REQUIRED TASK » Give the count of lines holding the string "docs" and nothing else.

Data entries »
————————

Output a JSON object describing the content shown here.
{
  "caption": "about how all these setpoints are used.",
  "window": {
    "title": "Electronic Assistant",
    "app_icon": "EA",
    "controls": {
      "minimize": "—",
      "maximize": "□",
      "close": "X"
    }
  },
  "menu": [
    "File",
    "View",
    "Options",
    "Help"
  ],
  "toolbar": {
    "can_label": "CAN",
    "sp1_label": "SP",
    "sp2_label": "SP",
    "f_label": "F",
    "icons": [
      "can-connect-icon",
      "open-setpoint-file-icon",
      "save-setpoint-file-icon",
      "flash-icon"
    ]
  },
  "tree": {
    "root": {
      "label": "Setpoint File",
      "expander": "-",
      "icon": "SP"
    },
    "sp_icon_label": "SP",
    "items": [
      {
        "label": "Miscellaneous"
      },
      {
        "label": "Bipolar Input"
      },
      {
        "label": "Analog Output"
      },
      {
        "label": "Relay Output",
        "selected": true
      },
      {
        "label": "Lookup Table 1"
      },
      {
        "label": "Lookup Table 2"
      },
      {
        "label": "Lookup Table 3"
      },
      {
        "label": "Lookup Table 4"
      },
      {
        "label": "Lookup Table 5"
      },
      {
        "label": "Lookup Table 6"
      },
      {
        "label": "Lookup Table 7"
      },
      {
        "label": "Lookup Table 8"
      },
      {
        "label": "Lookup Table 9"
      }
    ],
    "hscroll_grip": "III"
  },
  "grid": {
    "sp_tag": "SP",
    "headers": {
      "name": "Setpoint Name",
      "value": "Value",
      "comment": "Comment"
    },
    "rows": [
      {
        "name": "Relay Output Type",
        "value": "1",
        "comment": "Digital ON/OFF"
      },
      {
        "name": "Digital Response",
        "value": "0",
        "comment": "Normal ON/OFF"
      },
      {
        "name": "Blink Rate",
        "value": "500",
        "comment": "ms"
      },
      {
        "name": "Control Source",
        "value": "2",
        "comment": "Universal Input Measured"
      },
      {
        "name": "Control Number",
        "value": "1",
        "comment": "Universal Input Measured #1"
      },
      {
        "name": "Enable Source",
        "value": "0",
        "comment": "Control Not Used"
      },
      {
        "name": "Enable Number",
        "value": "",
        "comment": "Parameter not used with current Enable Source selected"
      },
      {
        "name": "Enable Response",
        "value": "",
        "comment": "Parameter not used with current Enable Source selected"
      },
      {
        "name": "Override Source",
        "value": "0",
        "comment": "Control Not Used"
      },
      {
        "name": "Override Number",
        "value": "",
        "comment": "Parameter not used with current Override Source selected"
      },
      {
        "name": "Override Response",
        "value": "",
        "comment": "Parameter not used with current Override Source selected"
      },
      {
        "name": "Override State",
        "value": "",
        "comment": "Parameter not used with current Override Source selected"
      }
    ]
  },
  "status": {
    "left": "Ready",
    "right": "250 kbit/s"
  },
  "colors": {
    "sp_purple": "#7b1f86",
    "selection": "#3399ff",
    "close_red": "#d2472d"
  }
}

————————

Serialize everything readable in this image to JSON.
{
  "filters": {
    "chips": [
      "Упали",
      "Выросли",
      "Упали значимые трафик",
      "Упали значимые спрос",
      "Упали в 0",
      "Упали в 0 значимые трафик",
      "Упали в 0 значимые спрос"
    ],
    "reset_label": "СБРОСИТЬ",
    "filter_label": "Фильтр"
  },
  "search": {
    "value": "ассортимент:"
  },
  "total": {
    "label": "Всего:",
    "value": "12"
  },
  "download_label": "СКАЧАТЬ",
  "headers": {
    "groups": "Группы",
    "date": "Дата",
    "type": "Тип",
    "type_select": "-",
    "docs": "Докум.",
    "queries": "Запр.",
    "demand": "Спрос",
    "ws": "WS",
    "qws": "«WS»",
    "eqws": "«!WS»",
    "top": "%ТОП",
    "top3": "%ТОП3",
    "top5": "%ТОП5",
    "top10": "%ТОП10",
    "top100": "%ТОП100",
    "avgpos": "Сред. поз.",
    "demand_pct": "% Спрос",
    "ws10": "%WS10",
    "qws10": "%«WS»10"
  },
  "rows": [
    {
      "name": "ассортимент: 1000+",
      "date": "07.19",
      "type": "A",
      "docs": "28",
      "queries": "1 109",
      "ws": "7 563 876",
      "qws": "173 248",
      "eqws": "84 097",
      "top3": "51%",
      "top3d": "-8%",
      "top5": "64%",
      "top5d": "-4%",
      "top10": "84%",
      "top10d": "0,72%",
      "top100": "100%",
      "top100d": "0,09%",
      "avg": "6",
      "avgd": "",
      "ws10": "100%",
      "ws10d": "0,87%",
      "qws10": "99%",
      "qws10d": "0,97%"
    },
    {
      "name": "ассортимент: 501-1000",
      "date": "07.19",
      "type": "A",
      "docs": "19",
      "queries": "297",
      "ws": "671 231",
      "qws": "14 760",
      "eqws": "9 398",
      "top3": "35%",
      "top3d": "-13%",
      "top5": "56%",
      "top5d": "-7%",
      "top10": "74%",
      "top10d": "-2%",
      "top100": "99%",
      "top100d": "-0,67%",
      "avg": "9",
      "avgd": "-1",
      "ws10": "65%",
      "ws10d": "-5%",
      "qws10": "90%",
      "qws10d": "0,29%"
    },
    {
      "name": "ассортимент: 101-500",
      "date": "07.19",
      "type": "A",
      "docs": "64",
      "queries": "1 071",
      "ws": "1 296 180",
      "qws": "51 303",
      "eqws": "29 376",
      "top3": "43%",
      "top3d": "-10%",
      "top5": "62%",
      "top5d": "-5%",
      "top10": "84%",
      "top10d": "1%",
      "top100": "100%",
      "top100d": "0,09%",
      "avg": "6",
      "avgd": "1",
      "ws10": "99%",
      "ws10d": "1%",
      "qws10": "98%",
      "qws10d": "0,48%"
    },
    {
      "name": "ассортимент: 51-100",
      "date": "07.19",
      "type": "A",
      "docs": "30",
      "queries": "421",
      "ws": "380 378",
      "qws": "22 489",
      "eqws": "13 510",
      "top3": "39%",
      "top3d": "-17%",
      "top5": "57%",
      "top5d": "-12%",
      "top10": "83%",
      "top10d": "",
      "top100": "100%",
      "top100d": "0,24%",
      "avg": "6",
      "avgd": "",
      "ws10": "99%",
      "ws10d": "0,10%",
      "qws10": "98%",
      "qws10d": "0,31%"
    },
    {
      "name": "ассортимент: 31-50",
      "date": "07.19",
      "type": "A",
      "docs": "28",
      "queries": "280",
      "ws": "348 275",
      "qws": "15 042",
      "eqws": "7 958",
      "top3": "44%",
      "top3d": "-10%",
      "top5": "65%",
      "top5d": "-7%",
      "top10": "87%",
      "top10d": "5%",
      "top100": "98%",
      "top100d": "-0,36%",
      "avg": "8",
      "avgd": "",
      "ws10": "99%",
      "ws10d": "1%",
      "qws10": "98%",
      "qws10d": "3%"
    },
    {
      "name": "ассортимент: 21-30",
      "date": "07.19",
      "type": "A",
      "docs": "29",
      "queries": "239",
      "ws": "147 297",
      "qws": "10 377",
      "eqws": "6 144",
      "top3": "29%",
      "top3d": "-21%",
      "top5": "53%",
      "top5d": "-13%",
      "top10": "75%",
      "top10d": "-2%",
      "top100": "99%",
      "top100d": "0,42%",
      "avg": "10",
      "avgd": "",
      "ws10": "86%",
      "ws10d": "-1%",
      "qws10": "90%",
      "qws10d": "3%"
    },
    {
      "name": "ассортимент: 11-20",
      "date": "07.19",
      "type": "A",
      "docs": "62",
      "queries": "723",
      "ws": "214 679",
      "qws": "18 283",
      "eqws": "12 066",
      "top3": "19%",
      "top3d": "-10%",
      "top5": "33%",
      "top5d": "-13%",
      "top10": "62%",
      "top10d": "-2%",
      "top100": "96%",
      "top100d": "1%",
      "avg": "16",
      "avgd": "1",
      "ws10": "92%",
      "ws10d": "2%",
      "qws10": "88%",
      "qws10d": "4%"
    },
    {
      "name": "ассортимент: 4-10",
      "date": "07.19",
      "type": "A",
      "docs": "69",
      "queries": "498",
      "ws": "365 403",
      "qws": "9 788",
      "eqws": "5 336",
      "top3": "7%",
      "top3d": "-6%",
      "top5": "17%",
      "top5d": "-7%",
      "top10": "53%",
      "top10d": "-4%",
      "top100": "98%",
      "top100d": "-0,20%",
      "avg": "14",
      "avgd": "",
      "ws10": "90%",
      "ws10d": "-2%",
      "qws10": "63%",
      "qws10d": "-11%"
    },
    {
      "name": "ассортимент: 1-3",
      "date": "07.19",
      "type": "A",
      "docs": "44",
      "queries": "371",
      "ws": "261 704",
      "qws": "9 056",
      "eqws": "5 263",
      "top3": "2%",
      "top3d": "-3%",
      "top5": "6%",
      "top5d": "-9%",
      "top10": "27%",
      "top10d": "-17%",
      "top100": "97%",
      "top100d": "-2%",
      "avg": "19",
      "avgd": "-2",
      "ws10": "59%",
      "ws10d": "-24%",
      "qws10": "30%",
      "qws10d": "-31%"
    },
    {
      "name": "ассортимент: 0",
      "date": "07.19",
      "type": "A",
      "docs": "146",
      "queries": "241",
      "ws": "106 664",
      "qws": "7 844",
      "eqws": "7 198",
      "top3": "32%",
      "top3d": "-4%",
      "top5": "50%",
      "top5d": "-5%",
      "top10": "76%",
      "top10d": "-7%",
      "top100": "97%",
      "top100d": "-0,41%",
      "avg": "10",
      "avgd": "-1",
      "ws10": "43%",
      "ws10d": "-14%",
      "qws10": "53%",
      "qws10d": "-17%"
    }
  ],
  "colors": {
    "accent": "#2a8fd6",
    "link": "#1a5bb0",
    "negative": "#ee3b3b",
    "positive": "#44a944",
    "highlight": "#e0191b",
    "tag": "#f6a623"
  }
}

————————

RESPONSE TO THE EXERCISE » 11